*** Supplied material ***

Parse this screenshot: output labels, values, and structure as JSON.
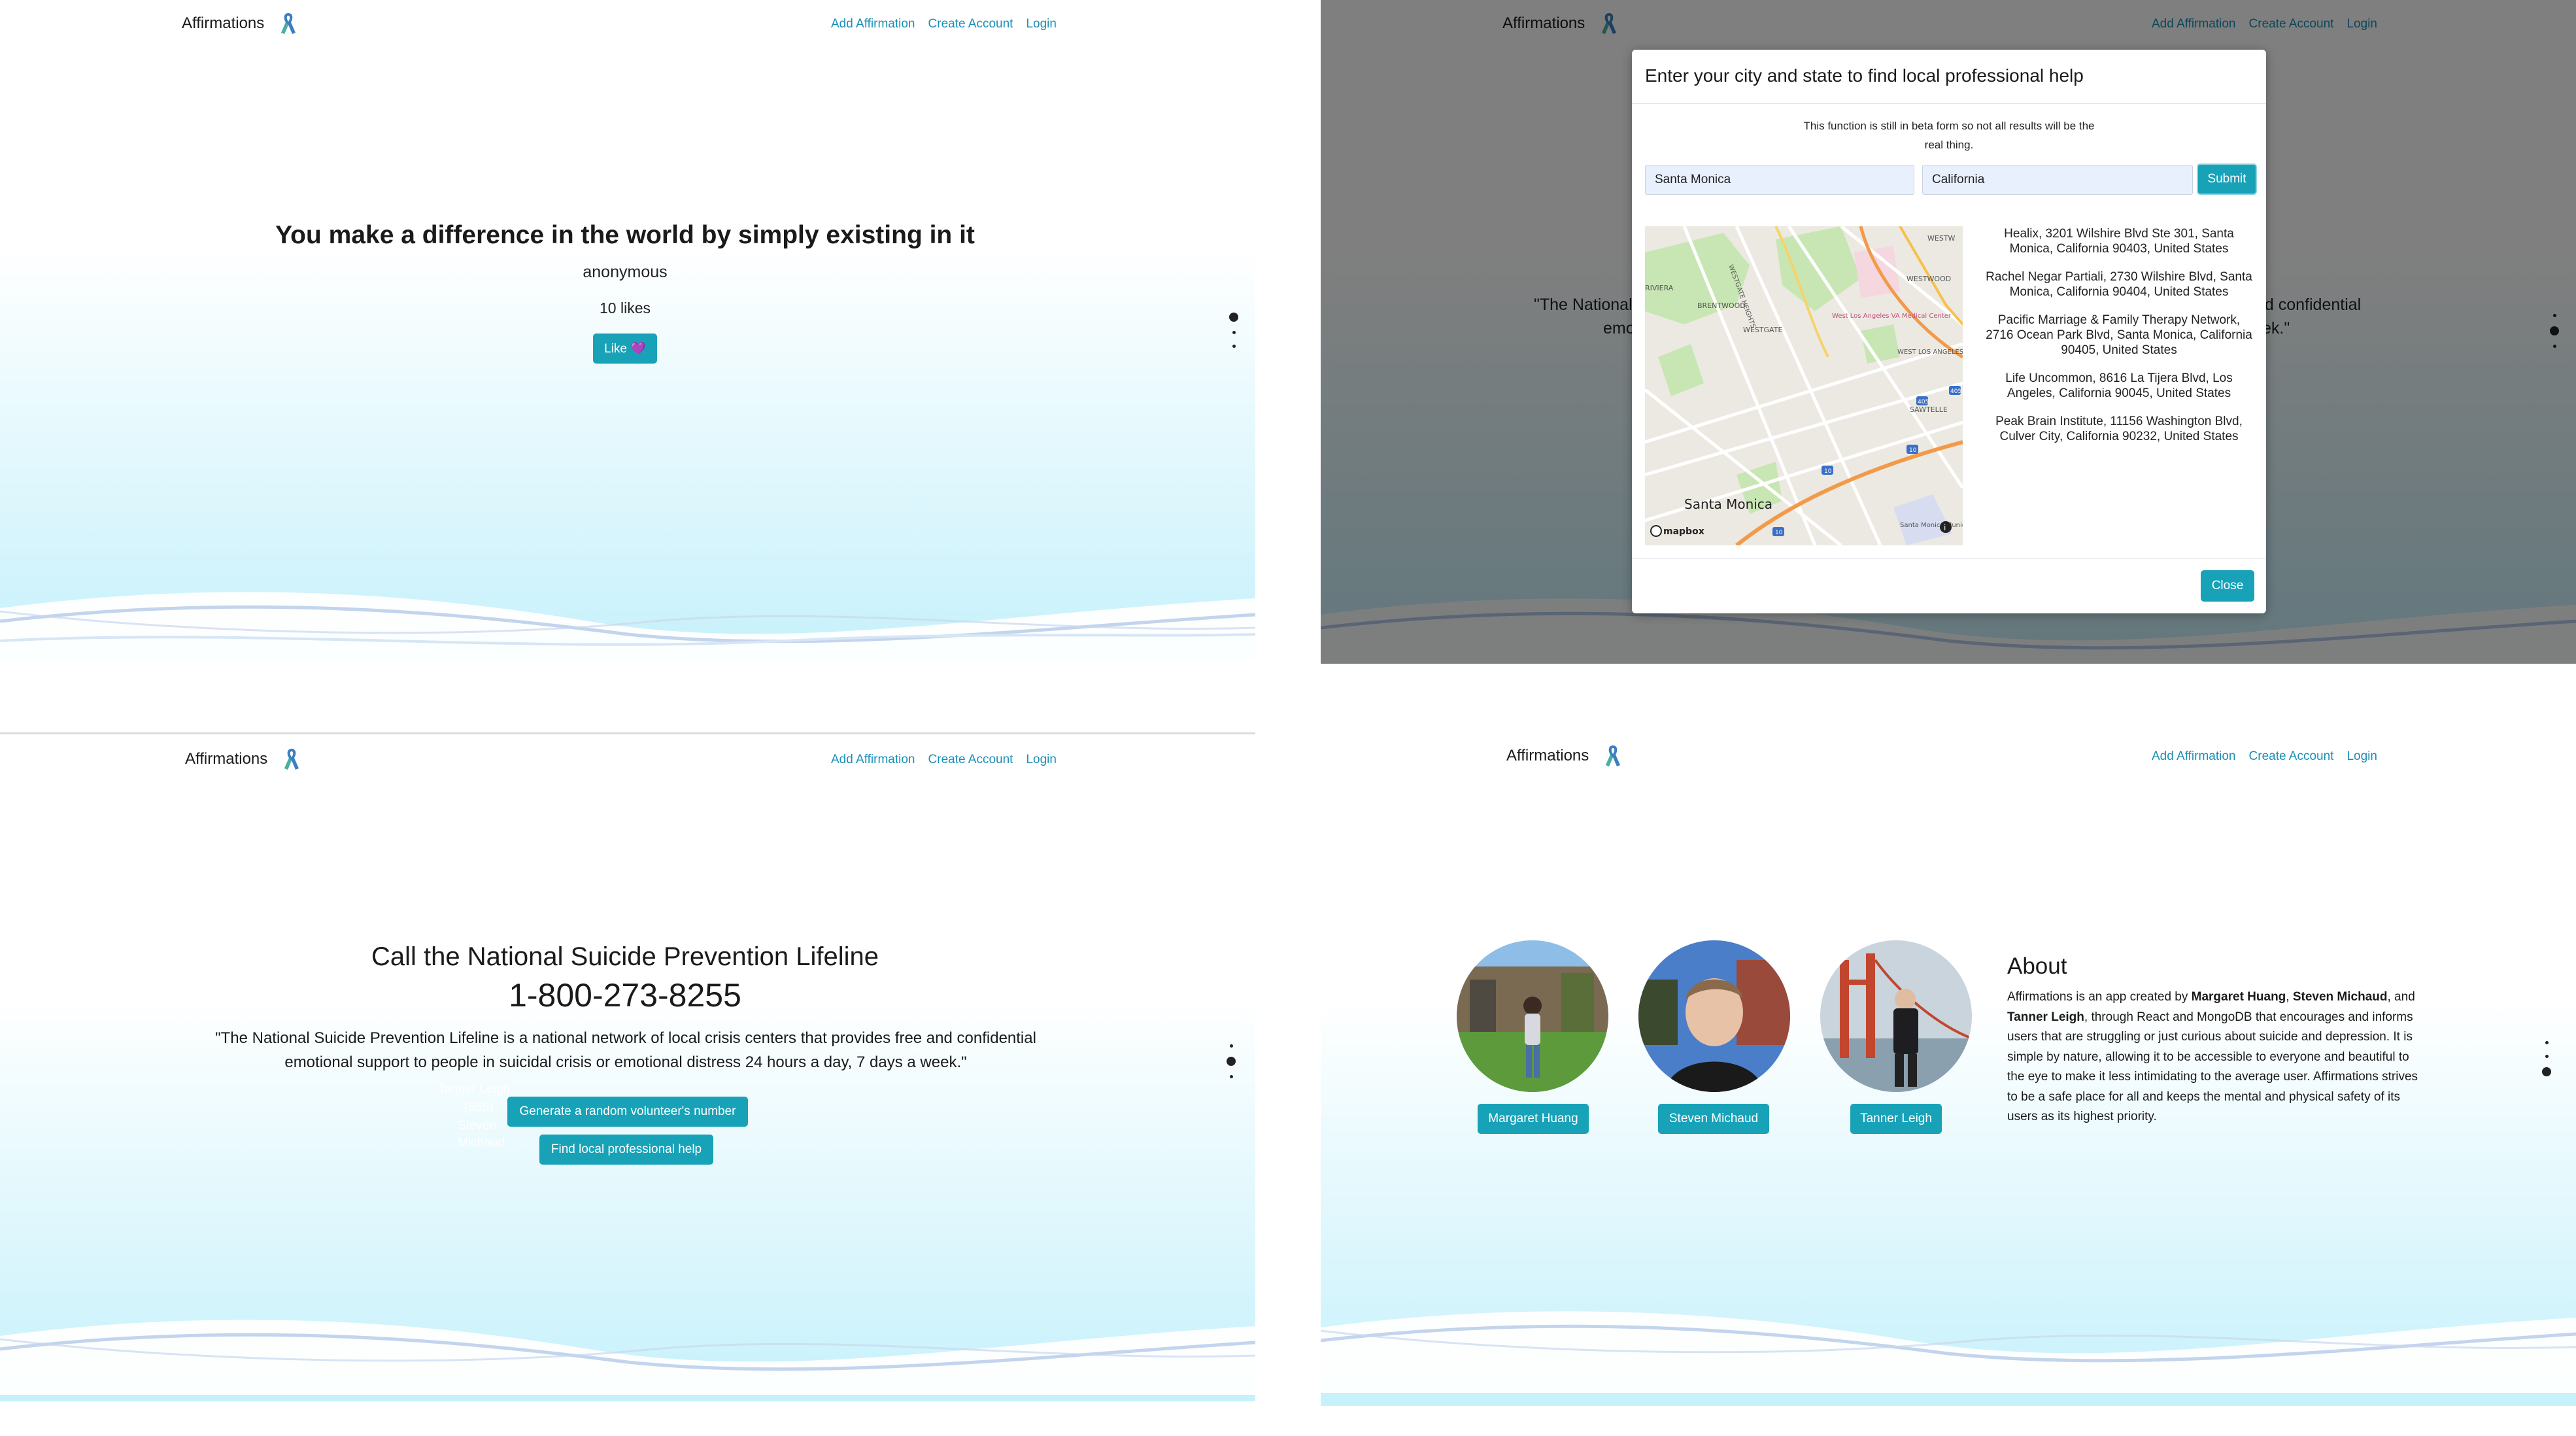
{
  "nav": {
    "brand": "Affirmations",
    "links": [
      "Add Affirmation",
      "Create Account",
      "Login"
    ]
  },
  "affirmation": {
    "text": "You make a difference in the world by simply existing in it",
    "author": "anonymous",
    "likes": "10 likes",
    "like_button": "Like 💜"
  },
  "modal": {
    "title": "Enter your city and state to find local professional help",
    "note": "This function is still in beta form so not all results will be the real thing.",
    "city_value": "Santa Monica",
    "state_value": "California",
    "submit_label": "Submit",
    "close_label": "Close",
    "results": [
      "Healix, 3201 Wilshire Blvd Ste 301, Santa Monica, California 90403, United States",
      "Rachel Negar Partiali, 2730 Wilshire Blvd, Santa Monica, California 90404, United States",
      "Pacific Marriage & Family Therapy Network, 2716 Ocean Park Blvd, Santa Monica, California 90405, United States",
      "Life Uncommon, 8616 La Tijera Blvd, Los Angeles, California 90045, United States",
      "Peak Brain Institute, 11156 Washington Blvd, Culver City, California 90232, United States"
    ],
    "map": {
      "city_label": "Santa Monica",
      "labels": {
        "westgate_heights": "WESTGATE HEIGHTS",
        "brentwood": "BRENTWOOD",
        "westgate": "WESTGATE",
        "riviera": "RIVIERA",
        "westwood": "WESTWOOD",
        "west_la": "WEST LOS ANGELES",
        "sawtelle": "SAWTELLE",
        "va_center": "West Los Angeles VA Medical Center",
        "airport": "Santa Monica Municipal Airport",
        "westw": "WESTW"
      },
      "shields": [
        "405",
        "10",
        "10",
        "10",
        "405"
      ],
      "attribution": "mapbox",
      "info": "i"
    },
    "background_left": "\"The National",
    "background_left2": "emo",
    "background_right": "nd confidential",
    "background_right2": "ek.\""
  },
  "lifeline": {
    "heading": "Call the National Suicide Prevention Lifeline",
    "phone": "1-800-273-8255",
    "quote": "\"The National Suicide Prevention Lifeline is a national network of local crisis centers that provides free and confidential emotional support to people in suicidal crisis or emotional distress 24 hours a day, 7 days a week.\"",
    "volunteer_button": "Generate a random volunteer's number",
    "local_help_button": "Find local professional help",
    "ghost_lines": [
      "Tanner Leigh",
      "(555)",
      "Steven",
      "Michaud"
    ]
  },
  "about": {
    "title": "About",
    "body_parts": {
      "p1": "Affirmations is an app created by ",
      "n1": "Margaret Huang",
      "p2": ", ",
      "n2": "Steven Michaud",
      "p3": ", and ",
      "n3": "Tanner Leigh",
      "p4": ", through React and MongoDB that encourages and informs users that are struggling or just curious about suicide and depression. It is simple by nature, allowing it to be accessible to everyone and beautiful to the eye to make it less intimidating to the average user. Affirmations strives to be a safe place for all and keeps the mental and physical safety of its users as its highest priority."
    },
    "team": [
      "Margaret Huang",
      "Steven Michaud",
      "Tanner Leigh"
    ]
  },
  "colors": {
    "accent": "#17a2b8",
    "link": "#1a8fb8",
    "gradient_top": "#ffffff",
    "gradient_bottom": "#c6f1fb",
    "overlay": "rgba(0,0,0,0.5)"
  }
}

***

From the listing above, copy out each line where the word "Steven" appears.

Answer for this exercise ::
      "Steven",
      "n2": "Steven Michaud",
      "Steven Michaud",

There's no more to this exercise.